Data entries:

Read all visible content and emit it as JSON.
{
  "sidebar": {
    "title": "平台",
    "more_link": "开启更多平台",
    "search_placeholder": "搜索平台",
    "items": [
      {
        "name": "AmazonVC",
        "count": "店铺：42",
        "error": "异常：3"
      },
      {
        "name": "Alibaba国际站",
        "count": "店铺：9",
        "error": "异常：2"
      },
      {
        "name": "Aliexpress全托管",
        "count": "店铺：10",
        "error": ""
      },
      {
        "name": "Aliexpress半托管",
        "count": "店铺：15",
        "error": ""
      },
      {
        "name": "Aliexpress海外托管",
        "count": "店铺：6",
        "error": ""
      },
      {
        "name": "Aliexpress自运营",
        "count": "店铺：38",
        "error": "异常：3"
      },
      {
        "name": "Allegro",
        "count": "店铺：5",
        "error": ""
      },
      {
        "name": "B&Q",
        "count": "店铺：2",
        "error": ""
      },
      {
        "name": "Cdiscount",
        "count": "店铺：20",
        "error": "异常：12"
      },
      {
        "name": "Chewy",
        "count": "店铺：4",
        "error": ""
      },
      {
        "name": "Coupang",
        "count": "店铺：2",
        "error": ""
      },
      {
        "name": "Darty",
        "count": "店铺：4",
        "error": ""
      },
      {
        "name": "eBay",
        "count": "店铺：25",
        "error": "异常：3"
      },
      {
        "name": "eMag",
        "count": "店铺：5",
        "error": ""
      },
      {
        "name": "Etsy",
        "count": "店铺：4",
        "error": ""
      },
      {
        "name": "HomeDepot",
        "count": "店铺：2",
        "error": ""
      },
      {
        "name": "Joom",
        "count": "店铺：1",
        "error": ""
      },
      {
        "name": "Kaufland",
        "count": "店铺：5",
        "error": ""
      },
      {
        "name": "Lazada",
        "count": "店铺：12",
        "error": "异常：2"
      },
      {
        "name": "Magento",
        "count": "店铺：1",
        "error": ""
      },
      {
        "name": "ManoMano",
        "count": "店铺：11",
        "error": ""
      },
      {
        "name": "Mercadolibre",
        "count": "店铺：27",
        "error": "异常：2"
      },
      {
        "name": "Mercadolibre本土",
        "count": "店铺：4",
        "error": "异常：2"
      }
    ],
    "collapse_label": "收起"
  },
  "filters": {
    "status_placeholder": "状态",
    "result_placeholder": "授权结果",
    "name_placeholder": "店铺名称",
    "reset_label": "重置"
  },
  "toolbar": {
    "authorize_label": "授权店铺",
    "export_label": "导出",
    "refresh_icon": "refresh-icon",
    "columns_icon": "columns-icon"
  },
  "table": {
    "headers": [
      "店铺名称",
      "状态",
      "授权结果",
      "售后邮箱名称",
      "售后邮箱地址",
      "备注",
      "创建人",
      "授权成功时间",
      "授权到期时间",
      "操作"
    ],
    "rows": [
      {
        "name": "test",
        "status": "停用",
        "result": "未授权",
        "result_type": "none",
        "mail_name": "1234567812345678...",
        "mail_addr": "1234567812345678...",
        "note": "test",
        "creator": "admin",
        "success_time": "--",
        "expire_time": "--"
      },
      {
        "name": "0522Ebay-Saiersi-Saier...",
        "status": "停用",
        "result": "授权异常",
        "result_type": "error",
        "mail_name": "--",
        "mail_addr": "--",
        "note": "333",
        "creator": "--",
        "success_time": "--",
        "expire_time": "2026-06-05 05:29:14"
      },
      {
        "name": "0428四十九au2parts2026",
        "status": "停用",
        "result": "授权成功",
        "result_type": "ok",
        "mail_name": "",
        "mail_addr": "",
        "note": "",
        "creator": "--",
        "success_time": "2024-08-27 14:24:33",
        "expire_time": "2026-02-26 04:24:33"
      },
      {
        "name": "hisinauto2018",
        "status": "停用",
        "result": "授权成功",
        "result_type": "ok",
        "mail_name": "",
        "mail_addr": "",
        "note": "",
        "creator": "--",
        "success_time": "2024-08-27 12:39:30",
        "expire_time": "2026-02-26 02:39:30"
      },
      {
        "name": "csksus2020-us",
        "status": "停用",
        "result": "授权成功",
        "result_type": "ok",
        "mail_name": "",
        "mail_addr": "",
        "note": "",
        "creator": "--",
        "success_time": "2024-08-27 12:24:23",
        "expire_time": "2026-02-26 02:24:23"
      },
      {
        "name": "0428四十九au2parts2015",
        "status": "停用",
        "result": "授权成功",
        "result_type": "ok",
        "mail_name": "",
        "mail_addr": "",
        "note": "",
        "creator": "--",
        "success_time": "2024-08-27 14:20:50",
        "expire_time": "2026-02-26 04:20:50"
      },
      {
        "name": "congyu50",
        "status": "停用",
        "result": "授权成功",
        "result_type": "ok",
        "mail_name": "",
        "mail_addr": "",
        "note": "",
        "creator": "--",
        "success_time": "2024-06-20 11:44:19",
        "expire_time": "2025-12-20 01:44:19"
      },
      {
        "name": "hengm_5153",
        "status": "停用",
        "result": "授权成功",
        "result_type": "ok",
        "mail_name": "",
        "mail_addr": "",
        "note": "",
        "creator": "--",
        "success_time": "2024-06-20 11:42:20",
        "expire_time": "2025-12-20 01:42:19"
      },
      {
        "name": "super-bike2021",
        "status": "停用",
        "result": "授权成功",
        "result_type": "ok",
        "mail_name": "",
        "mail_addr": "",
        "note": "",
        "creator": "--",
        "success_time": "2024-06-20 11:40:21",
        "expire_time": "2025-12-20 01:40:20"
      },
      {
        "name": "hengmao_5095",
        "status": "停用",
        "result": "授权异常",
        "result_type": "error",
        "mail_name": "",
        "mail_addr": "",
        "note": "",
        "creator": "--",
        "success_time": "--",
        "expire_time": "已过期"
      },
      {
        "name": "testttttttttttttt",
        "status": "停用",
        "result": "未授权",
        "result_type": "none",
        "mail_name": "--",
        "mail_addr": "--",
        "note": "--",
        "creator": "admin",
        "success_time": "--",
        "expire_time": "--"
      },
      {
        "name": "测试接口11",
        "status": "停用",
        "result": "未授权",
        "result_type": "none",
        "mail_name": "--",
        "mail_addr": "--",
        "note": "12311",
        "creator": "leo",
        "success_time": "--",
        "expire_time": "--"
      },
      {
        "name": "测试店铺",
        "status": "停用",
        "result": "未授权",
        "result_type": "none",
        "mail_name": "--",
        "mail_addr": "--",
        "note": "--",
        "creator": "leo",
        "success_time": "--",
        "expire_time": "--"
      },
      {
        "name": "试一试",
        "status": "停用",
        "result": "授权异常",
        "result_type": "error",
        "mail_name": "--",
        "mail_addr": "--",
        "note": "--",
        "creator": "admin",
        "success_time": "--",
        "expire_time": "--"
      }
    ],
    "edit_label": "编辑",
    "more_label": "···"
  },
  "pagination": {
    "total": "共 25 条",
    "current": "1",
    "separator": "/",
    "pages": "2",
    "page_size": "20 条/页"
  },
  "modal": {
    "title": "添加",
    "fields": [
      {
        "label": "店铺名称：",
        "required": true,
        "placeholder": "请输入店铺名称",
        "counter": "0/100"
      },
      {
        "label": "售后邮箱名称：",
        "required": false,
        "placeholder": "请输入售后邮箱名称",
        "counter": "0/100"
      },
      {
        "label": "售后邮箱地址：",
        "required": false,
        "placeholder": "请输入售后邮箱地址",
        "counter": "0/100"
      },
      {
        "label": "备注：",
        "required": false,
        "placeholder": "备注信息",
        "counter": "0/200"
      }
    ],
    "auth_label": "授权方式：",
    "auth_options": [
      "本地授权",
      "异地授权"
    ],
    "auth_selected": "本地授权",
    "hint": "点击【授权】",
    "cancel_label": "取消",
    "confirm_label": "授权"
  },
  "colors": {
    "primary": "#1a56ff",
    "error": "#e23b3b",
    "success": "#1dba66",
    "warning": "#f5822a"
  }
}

REQUIRED WORK: Copy out all of the records shown above exactly.

EXERCISE OUTPUT:
Read all visible content and emit it as JSON.
{
  "sidebar": {
    "title": "平台",
    "more_link": "开启更多平台",
    "search_placeholder": "搜索平台",
    "items": [
      {
        "name": "AmazonVC",
        "count": "店铺：42",
        "error": "异常：3"
      },
      {
        "name": "Alibaba国际站",
        "count": "店铺：9",
        "error": "异常：2"
      },
      {
        "name": "Aliexpress全托管",
        "count": "店铺：10",
        "error": ""
      },
      {
        "name": "Aliexpress半托管",
        "count": "店铺：15",
        "error": ""
      },
      {
        "name": "Aliexpress海外托管",
        "count": "店铺：6",
        "error": ""
      },
      {
        "name": "Aliexpress自运营",
        "count": "店铺：38",
        "error": "异常：3"
      },
      {
        "name": "Allegro",
        "count": "店铺：5",
        "error": ""
      },
      {
        "name": "B&Q",
        "count": "店铺：2",
        "error": ""
      },
      {
        "name": "Cdiscount",
        "count": "店铺：20",
        "error": "异常：12"
      },
      {
        "name": "Chewy",
        "count": "店铺：4",
        "error": ""
      },
      {
        "name": "Coupang",
        "count": "店铺：2",
        "error": ""
      },
      {
        "name": "Darty",
        "count": "店铺：4",
        "error": ""
      },
      {
        "name": "eBay",
        "count": "店铺：25",
        "error": "异常：3"
      },
      {
        "name": "eMag",
        "count": "店铺：5",
        "error": ""
      },
      {
        "name": "Etsy",
        "count": "店铺：4",
        "error": ""
      },
      {
        "name": "HomeDepot",
        "count": "店铺：2",
        "error": ""
      },
      {
        "name": "Joom",
        "count": "店铺：1",
        "error": ""
      },
      {
        "name": "Kaufland",
        "count": "店铺：5",
        "error": ""
      },
      {
        "name": "Lazada",
        "count": "店铺：12",
        "error": "异常：2"
      },
      {
        "name": "Magento",
        "count": "店铺：1",
        "error": ""
      },
      {
        "name": "ManoMano",
        "count": "店铺：11",
        "error": ""
      },
      {
        "name": "Mercadolibre",
        "count": "店铺：27",
        "error": "异常：2"
      },
      {
        "name": "Mercadolibre本土",
        "count": "店铺：4",
        "error": "异常：2"
      }
    ],
    "collapse_label": "收起"
  },
  "filters": {
    "status_placeholder": "状态",
    "result_placeholder": "授权结果",
    "name_placeholder": "店铺名称",
    "reset_label": "重置"
  },
  "toolbar": {
    "authorize_label": "授权店铺",
    "export_label": "导出",
    "refresh_icon": "refresh-icon",
    "columns_icon": "columns-icon"
  },
  "table": {
    "headers": [
      "店铺名称",
      "状态",
      "授权结果",
      "售后邮箱名称",
      "售后邮箱地址",
      "备注",
      "创建人",
      "授权成功时间",
      "授权到期时间",
      "操作"
    ],
    "rows": [
      {
        "name": "test",
        "status": "停用",
        "result": "未授权",
        "result_type": "none",
        "mail_name": "1234567812345678...",
        "mail_addr": "1234567812345678...",
        "note": "test",
        "creator": "admin",
        "success_time": "--",
        "expire_time": "--"
      },
      {
        "name": "0522Ebay-Saiersi-Saier...",
        "status": "停用",
        "result": "授权异常",
        "result_type": "error",
        "mail_name": "--",
        "mail_addr": "--",
        "note": "333",
        "creator": "--",
        "success_time": "--",
        "expire_time": "2026-06-05 05:29:14"
      },
      {
        "name": "0428四十九au2parts2026",
        "status": "停用",
        "result": "授权成功",
        "result_type": "ok",
        "mail_name": "",
        "mail_addr": "",
        "note": "",
        "creator": "--",
        "success_time": "2024-08-27 14:24:33",
        "expire_time": "2026-02-26 04:24:33"
      },
      {
        "name": "hisinauto2018",
        "status": "停用",
        "result": "授权成功",
        "result_type": "ok",
        "mail_name": "",
        "mail_addr": "",
        "note": "",
        "creator": "--",
        "success_time": "2024-08-27 12:39:30",
        "expire_time": "2026-02-26 02:39:30"
      },
      {
        "name": "csksus2020-us",
        "status": "停用",
        "result": "授权成功",
        "result_type": "ok",
        "mail_name": "",
        "mail_addr": "",
        "note": "",
        "creator": "--",
        "success_time": "2024-08-27 12:24:23",
        "expire_time": "2026-02-26 02:24:23"
      },
      {
        "name": "0428四十九au2parts2015",
        "status": "停用",
        "result": "授权成功",
        "result_type": "ok",
        "mail_name": "",
        "mail_addr": "",
        "note": "",
        "creator": "--",
        "success_time": "2024-08-27 14:20:50",
        "expire_time": "2026-02-26 04:20:50"
      },
      {
        "name": "congyu50",
        "status": "停用",
        "result": "授权成功",
        "result_type": "ok",
        "mail_name": "",
        "mail_addr": "",
        "note": "",
        "creator": "--",
        "success_time": "2024-06-20 11:44:19",
        "expire_time": "2025-12-20 01:44:19"
      },
      {
        "name": "hengm_5153",
        "status": "停用",
        "result": "授权成功",
        "result_type": "ok",
        "mail_name": "",
        "mail_addr": "",
        "note": "",
        "creator": "--",
        "success_time": "2024-06-20 11:42:20",
        "expire_time": "2025-12-20 01:42:19"
      },
      {
        "name": "super-bike2021",
        "status": "停用",
        "result": "授权成功",
        "result_type": "ok",
        "mail_name": "",
        "mail_addr": "",
        "note": "",
        "creator": "--",
        "success_time": "2024-06-20 11:40:21",
        "expire_time": "2025-12-20 01:40:20"
      },
      {
        "name": "hengmao_5095",
        "status": "停用",
        "result": "授权异常",
        "result_type": "error",
        "mail_name": "",
        "mail_addr": "",
        "note": "",
        "creator": "--",
        "success_time": "--",
        "expire_time": "已过期"
      },
      {
        "name": "testttttttttttttt",
        "status": "停用",
        "result": "未授权",
        "result_type": "none",
        "mail_name": "--",
        "mail_addr": "--",
        "note": "--",
        "creator": "admin",
        "success_time": "--",
        "expire_time": "--"
      },
      {
        "name": "测试接口11",
        "status": "停用",
        "result": "未授权",
        "result_type": "none",
        "mail_name": "--",
        "mail_addr": "--",
        "note": "12311",
        "creator": "leo",
        "success_time": "--",
        "expire_time": "--"
      },
      {
        "name": "测试店铺",
        "status": "停用",
        "result": "未授权",
        "result_type": "none",
        "mail_name": "--",
        "mail_addr": "--",
        "note": "--",
        "creator": "leo",
        "success_time": "--",
        "expire_time": "--"
      },
      {
        "name": "试一试",
        "status": "停用",
        "result": "授权异常",
        "result_type": "error",
        "mail_name": "--",
        "mail_addr": "--",
        "note": "--",
        "creator": "admin",
        "success_time": "--",
        "expire_time": "--"
      }
    ],
    "edit_label": "编辑",
    "more_label": "···"
  },
  "pagination": {
    "total": "共 25 条",
    "current": "1",
    "separator": "/",
    "pages": "2",
    "page_size": "20 条/页"
  },
  "modal": {
    "title": "添加",
    "fields": [
      {
        "label": "店铺名称：",
        "required": true,
        "placeholder": "请输入店铺名称",
        "counter": "0/100"
      },
      {
        "label": "售后邮箱名称：",
        "required": false,
        "placeholder": "请输入售后邮箱名称",
        "counter": "0/100"
      },
      {
        "label": "售后邮箱地址：",
        "required": false,
        "placeholder": "请输入售后邮箱地址",
        "counter": "0/100"
      },
      {
        "label": "备注：",
        "required": false,
        "placeholder": "备注信息",
        "counter": "0/200"
      }
    ],
    "auth_label": "授权方式：",
    "auth_options": [
      "本地授权",
      "异地授权"
    ],
    "auth_selected": "本地授权",
    "hint": "点击【授权】",
    "cancel_label": "取消",
    "confirm_label": "授权"
  },
  "colors": {
    "primary": "#1a56ff",
    "error": "#e23b3b",
    "success": "#1dba66",
    "warning": "#f5822a"
  }
}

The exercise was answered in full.